STATED TASK:
Could you rewrite the items below, substituting "group-company-link" for every "company-link" and leaving everything else unchanged?
>>>
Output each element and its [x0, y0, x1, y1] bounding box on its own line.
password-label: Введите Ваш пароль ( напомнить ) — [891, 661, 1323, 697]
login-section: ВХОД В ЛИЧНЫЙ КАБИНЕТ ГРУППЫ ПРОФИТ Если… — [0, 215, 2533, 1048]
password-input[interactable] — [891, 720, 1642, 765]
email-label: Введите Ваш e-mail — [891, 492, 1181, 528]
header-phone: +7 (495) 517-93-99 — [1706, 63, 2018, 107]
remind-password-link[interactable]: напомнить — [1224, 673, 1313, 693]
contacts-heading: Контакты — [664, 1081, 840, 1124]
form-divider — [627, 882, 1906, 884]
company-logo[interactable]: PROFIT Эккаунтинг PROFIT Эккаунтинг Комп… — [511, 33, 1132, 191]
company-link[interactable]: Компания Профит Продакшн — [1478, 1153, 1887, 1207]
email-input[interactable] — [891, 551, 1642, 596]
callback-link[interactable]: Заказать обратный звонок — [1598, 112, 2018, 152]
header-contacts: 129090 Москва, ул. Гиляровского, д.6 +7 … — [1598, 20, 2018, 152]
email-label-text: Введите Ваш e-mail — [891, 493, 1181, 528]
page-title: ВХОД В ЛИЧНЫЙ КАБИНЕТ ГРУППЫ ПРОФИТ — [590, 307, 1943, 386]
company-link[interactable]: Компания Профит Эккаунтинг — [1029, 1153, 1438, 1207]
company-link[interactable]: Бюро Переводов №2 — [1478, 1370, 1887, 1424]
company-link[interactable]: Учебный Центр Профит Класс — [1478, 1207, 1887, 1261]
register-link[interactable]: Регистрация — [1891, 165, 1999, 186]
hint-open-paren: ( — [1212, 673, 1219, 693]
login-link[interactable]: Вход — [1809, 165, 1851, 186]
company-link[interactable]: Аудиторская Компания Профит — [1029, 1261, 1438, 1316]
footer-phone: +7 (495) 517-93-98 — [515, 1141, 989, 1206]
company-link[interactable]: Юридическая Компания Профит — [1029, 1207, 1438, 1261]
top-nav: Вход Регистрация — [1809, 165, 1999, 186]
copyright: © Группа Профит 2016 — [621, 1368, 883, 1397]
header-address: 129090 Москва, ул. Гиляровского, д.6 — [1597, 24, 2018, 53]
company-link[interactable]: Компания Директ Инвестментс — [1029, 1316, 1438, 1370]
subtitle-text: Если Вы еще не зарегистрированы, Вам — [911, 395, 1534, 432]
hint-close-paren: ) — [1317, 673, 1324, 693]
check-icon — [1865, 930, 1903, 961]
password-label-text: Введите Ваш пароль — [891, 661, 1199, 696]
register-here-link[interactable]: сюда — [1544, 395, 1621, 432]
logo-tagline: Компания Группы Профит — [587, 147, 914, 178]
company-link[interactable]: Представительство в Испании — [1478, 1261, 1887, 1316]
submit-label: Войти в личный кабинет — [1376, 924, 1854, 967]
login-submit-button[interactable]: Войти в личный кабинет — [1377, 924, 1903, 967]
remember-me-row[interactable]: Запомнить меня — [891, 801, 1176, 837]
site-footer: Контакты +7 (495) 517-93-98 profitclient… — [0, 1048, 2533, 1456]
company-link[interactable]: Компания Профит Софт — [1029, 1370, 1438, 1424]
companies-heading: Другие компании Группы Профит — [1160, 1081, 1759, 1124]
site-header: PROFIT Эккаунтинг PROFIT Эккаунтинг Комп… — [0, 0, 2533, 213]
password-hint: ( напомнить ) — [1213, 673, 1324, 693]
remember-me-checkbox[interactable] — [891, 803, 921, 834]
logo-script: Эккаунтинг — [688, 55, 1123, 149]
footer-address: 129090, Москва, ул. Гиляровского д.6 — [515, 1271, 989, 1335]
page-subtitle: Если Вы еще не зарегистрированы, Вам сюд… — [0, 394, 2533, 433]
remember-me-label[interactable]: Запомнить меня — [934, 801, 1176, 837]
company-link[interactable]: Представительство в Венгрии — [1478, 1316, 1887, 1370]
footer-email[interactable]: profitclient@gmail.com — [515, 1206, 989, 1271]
<<<
EXERCISE SOLUTION:
Output each element and its [x0, y0, x1, y1] bounding box on its own line.
password-label: Введите Ваш пароль ( напомнить ) — [891, 661, 1323, 697]
login-section: ВХОД В ЛИЧНЫЙ КАБИНЕТ ГРУППЫ ПРОФИТ Если… — [0, 215, 2533, 1048]
password-input[interactable] — [891, 720, 1642, 765]
email-label: Введите Ваш e-mail — [891, 492, 1181, 528]
header-phone: +7 (495) 517-93-99 — [1706, 63, 2018, 107]
remind-password-link[interactable]: напомнить — [1224, 673, 1313, 693]
contacts-heading: Контакты — [664, 1081, 840, 1124]
form-divider — [627, 882, 1906, 884]
company-logo[interactable]: PROFIT Эккаунтинг PROFIT Эккаунтинг Комп… — [511, 33, 1132, 191]
group-company-link[interactable]: Компания Профит Продакшн — [1478, 1153, 1887, 1207]
email-input[interactable] — [891, 551, 1642, 596]
callback-link[interactable]: Заказать обратный звонок — [1598, 112, 2018, 152]
header-contacts: 129090 Москва, ул. Гиляровского, д.6 +7 … — [1598, 20, 2018, 152]
email-label-text: Введите Ваш e-mail — [891, 493, 1181, 528]
page-title: ВХОД В ЛИЧНЫЙ КАБИНЕТ ГРУППЫ ПРОФИТ — [590, 307, 1943, 386]
group-company-link[interactable]: Компания Профит Эккаунтинг — [1029, 1153, 1438, 1207]
group-company-link[interactable]: Бюро Переводов №2 — [1478, 1370, 1887, 1424]
group-company-link[interactable]: Учебный Центр Профит Класс — [1478, 1207, 1887, 1261]
register-link[interactable]: Регистрация — [1891, 165, 1999, 186]
hint-open-paren: ( — [1212, 673, 1219, 693]
login-link[interactable]: Вход — [1809, 165, 1851, 186]
group-company-link[interactable]: Аудиторская Компания Профит — [1029, 1261, 1438, 1316]
footer-phone: +7 (495) 517-93-98 — [515, 1141, 989, 1206]
group-company-link[interactable]: Юридическая Компания Профит — [1029, 1207, 1438, 1261]
top-nav: Вход Регистрация — [1809, 165, 1999, 186]
copyright: © Группа Профит 2016 — [621, 1368, 883, 1397]
header-address: 129090 Москва, ул. Гиляровского, д.6 — [1597, 24, 2018, 53]
group-company-link[interactable]: Компания Директ Инвестментс — [1029, 1316, 1438, 1370]
subtitle-text: Если Вы еще не зарегистрированы, Вам — [911, 395, 1534, 432]
hint-close-paren: ) — [1317, 673, 1324, 693]
check-icon — [1865, 930, 1903, 961]
password-label-text: Введите Ваш пароль — [891, 661, 1199, 696]
register-here-link[interactable]: сюда — [1544, 395, 1621, 432]
logo-tagline: Компания Группы Профит — [587, 147, 914, 178]
group-company-link[interactable]: Представительство в Испании — [1478, 1261, 1887, 1316]
submit-label: Войти в личный кабинет — [1376, 924, 1854, 967]
login-submit-button[interactable]: Войти в личный кабинет — [1377, 924, 1903, 967]
remember-me-row[interactable]: Запомнить меня — [891, 801, 1176, 837]
site-footer: Контакты +7 (495) 517-93-98 profitclient… — [0, 1048, 2533, 1456]
group-company-link[interactable]: Компания Профит Софт — [1029, 1370, 1438, 1424]
companies-heading: Другие компании Группы Профит — [1160, 1081, 1759, 1124]
site-header: PROFIT Эккаунтинг PROFIT Эккаунтинг Комп… — [0, 0, 2533, 213]
password-hint: ( напомнить ) — [1213, 673, 1324, 693]
remember-me-checkbox[interactable] — [891, 803, 921, 834]
logo-script: Эккаунтинг — [688, 55, 1123, 149]
footer-address: 129090, Москва, ул. Гиляровского д.6 — [515, 1271, 989, 1335]
page-subtitle: Если Вы еще не зарегистрированы, Вам сюд… — [0, 394, 2533, 433]
remember-me-label[interactable]: Запомнить меня — [934, 801, 1176, 837]
group-company-link[interactable]: Представительство в Венгрии — [1478, 1316, 1887, 1370]
footer-email[interactable]: profitclient@gmail.com — [515, 1206, 989, 1271]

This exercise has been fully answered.